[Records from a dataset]
+---+

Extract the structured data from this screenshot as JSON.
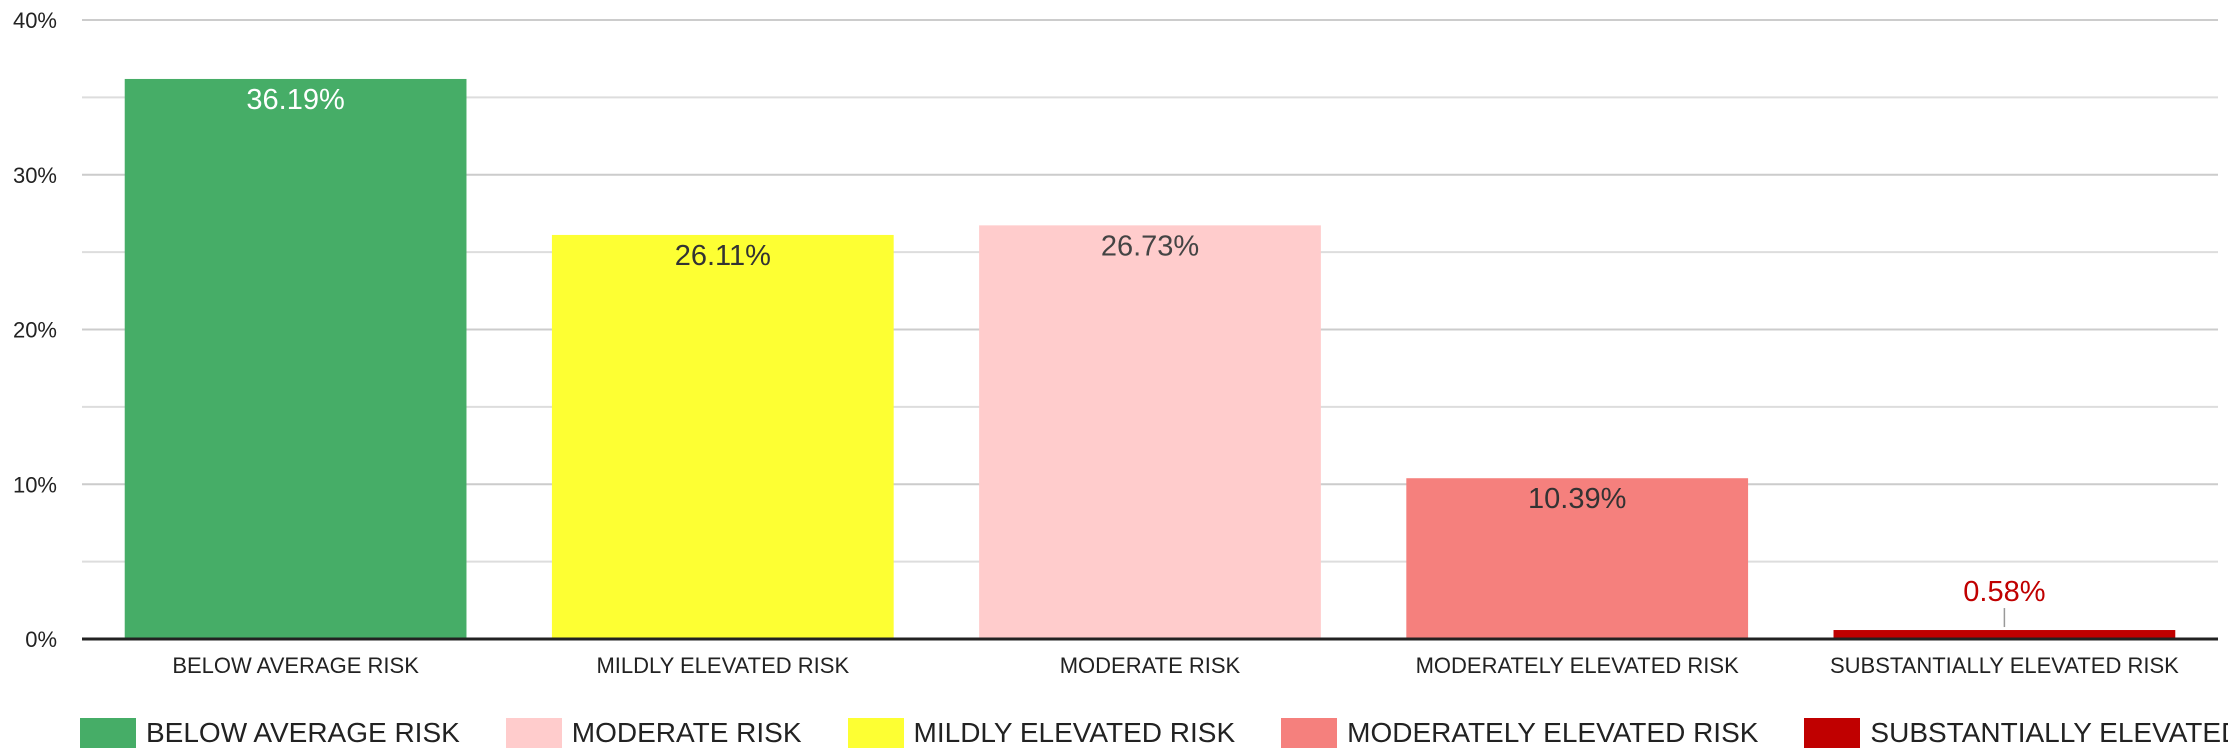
{
  "chart_data": {
    "type": "bar",
    "categories": [
      "BELOW AVERAGE RISK",
      "MILDLY ELEVATED RISK",
      "MODERATE RISK",
      "MODERATELY ELEVATED RISK",
      "SUBSTANTIALLY ELEVATED RISK"
    ],
    "values": [
      36.19,
      26.11,
      26.73,
      10.39,
      0.58
    ],
    "data_labels": [
      "36.19%",
      "26.11%",
      "26.73%",
      "10.39%",
      "0.58%"
    ],
    "bar_colors": [
      "#46ad67",
      "#fdff33",
      "#ffcccc",
      "#f5807d",
      "#c00000"
    ],
    "data_label_colors": [
      "#ffffff",
      "#333333",
      "#444444",
      "#333333",
      "#c00000"
    ],
    "ylim": [
      0,
      40
    ],
    "y_ticks": [
      0,
      10,
      20,
      30,
      40
    ],
    "y_tick_labels": [
      "0%",
      "10%",
      "20%",
      "30%",
      "40%"
    ],
    "grid": true,
    "minor_gridlines": true,
    "title": "",
    "xlabel": "",
    "ylabel": "",
    "legend": {
      "position": "bottom",
      "items": [
        {
          "label": "BELOW AVERAGE RISK",
          "color": "#46ad67"
        },
        {
          "label": "MODERATE RISK",
          "color": "#ffcccc"
        },
        {
          "label": "MILDLY ELEVATED RISK",
          "color": "#fdff33"
        },
        {
          "label": "MODERATELY ELEVATED RISK",
          "color": "#f5807d"
        },
        {
          "label": "SUBSTANTIALLY ELEVATED RISK",
          "color": "#c00000"
        }
      ]
    }
  }
}
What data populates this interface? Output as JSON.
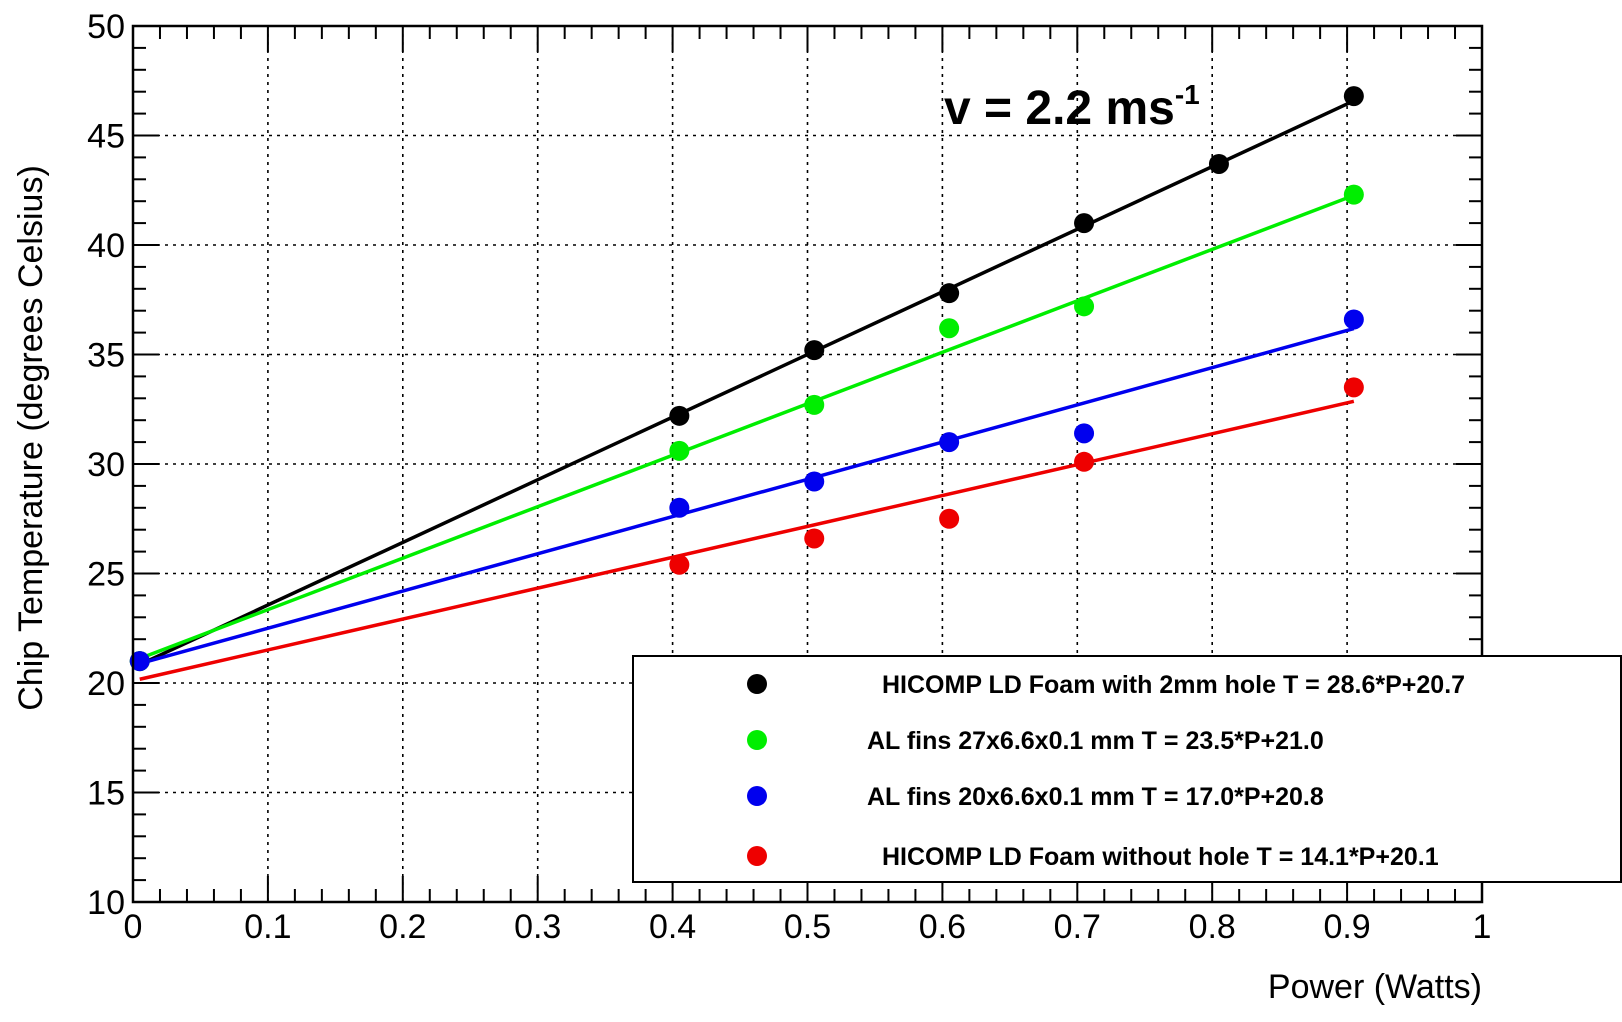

+---+

DIRECTIONS FOR THIS TASK. Gather each line in these records that contains the string "RISK".

ANSWER TO THE PROBLEM.
      "BELOW AVERAGE RISK",
      "MILDLY ELEVATED RISK",
      "MODERATE RISK",
      "MODERATELY ELEVATED RISK",
      "SUBSTANTIALLY ELEVATED RISK"
          "label": "BELOW AVERAGE RISK",
          "label": "MODERATE RISK",
          "label": "MILDLY ELEVATED RISK",
          "label": "MODERATELY ELEVATED RISK",
          "label": "SUBSTANTIALLY ELEVATED RISK",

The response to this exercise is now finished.